Set task:
Look through the records that follow. Copy every line containing the word "name".

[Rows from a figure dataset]

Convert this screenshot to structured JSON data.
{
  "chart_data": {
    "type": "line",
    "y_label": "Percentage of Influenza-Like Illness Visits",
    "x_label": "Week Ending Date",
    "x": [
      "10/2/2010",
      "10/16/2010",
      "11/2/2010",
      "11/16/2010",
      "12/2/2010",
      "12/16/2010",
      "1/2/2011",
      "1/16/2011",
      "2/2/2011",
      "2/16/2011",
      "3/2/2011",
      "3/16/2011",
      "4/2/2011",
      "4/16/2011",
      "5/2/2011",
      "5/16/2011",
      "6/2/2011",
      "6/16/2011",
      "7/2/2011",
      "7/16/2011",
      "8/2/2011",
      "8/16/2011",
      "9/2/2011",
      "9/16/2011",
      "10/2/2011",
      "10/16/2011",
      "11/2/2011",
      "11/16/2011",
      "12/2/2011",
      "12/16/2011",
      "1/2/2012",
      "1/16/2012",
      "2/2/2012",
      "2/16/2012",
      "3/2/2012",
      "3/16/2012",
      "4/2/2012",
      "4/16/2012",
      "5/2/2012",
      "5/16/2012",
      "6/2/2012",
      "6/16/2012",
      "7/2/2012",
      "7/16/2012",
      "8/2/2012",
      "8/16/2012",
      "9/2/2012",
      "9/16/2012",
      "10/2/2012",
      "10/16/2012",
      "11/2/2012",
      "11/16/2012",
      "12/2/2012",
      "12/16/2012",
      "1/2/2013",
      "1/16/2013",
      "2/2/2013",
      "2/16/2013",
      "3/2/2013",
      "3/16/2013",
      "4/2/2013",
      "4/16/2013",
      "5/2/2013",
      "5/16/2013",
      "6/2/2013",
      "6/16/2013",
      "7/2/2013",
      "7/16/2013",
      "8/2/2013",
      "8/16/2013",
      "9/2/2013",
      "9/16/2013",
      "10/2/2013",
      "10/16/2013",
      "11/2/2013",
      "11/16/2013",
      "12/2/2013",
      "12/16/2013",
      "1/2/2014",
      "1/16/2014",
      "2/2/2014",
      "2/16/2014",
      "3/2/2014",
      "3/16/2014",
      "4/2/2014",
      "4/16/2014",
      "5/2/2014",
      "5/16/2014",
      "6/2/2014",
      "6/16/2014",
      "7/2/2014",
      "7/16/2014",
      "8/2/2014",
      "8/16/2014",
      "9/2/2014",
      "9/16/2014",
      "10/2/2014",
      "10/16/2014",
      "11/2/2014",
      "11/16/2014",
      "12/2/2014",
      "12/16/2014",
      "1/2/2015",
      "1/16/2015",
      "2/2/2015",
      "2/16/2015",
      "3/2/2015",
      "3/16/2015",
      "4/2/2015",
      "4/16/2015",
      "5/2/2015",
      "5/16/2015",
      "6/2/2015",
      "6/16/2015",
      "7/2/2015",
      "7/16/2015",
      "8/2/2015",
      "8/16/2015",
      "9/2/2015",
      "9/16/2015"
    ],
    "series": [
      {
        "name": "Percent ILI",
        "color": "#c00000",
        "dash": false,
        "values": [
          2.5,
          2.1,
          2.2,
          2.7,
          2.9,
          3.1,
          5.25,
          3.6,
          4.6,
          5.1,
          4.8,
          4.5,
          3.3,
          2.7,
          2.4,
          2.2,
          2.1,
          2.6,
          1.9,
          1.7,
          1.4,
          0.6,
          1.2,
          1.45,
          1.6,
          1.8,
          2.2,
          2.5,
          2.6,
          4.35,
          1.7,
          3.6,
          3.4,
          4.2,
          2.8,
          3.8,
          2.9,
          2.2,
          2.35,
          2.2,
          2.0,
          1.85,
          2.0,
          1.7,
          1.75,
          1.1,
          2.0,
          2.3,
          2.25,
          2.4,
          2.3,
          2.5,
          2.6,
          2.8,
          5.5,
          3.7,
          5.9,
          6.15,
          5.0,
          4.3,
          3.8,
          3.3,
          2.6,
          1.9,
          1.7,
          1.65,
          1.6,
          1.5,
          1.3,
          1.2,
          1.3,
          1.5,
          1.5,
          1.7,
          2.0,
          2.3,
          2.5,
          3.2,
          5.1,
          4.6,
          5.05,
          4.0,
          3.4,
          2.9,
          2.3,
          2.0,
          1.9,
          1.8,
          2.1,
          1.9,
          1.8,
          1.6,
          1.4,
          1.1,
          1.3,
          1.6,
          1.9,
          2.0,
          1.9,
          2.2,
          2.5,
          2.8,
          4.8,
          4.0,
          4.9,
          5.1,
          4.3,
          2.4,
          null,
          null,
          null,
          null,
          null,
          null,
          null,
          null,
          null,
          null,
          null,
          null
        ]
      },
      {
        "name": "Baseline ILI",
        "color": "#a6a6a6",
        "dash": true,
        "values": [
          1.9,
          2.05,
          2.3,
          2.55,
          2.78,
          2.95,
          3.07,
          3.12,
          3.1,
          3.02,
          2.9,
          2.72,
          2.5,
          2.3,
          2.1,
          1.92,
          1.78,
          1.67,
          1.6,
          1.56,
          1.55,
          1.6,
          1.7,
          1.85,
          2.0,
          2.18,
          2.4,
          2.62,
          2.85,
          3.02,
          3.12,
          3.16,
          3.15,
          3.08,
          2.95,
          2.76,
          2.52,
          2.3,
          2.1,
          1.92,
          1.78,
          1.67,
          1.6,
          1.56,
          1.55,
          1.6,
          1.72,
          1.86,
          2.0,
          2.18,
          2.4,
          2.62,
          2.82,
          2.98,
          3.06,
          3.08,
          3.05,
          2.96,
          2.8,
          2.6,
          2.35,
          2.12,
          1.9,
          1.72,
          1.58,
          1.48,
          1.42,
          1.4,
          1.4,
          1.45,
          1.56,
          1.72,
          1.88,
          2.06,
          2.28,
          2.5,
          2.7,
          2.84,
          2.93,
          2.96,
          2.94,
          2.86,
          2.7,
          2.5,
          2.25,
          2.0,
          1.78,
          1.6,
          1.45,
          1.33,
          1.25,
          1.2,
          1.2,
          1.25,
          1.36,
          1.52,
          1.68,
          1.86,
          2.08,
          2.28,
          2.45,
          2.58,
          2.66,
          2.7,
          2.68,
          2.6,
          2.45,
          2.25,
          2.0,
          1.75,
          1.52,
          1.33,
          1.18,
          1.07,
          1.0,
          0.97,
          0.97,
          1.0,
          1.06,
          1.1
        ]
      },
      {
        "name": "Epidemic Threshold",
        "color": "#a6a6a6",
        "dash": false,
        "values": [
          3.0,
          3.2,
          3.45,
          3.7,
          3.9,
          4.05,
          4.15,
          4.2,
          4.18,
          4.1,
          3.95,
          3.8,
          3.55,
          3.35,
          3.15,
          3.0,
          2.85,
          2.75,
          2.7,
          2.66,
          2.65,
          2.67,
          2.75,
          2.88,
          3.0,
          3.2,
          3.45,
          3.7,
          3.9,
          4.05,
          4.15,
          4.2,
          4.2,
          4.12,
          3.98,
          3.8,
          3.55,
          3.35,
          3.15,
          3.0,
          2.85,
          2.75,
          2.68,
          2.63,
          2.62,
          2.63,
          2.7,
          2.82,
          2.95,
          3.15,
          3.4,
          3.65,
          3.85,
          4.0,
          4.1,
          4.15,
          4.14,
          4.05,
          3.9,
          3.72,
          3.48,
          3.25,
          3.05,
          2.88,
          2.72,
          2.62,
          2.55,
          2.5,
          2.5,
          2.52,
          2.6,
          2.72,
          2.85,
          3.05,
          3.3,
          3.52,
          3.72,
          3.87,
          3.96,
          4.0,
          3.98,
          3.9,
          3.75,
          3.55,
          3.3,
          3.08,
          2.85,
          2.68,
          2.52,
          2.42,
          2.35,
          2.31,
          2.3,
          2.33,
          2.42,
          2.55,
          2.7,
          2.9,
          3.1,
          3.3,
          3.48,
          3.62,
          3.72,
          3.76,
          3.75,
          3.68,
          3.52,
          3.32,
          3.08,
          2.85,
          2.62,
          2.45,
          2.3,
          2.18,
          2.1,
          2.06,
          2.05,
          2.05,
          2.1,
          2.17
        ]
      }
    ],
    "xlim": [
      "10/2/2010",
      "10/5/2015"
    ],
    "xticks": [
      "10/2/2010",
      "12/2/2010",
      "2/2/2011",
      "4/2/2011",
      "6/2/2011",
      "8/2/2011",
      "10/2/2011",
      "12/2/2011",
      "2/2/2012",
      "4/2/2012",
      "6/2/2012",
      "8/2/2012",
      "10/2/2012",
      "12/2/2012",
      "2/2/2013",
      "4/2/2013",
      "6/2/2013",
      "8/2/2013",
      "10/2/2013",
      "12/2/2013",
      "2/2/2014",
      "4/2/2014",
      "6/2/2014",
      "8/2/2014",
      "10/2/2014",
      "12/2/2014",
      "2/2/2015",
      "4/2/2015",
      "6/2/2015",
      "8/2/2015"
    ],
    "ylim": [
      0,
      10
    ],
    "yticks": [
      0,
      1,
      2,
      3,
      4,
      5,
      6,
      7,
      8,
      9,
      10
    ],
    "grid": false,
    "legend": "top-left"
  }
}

Solution to this exercise:
        "name": "Percent ILI",
        "name": "Baseline ILI",
        "name": "Epidemic Threshold",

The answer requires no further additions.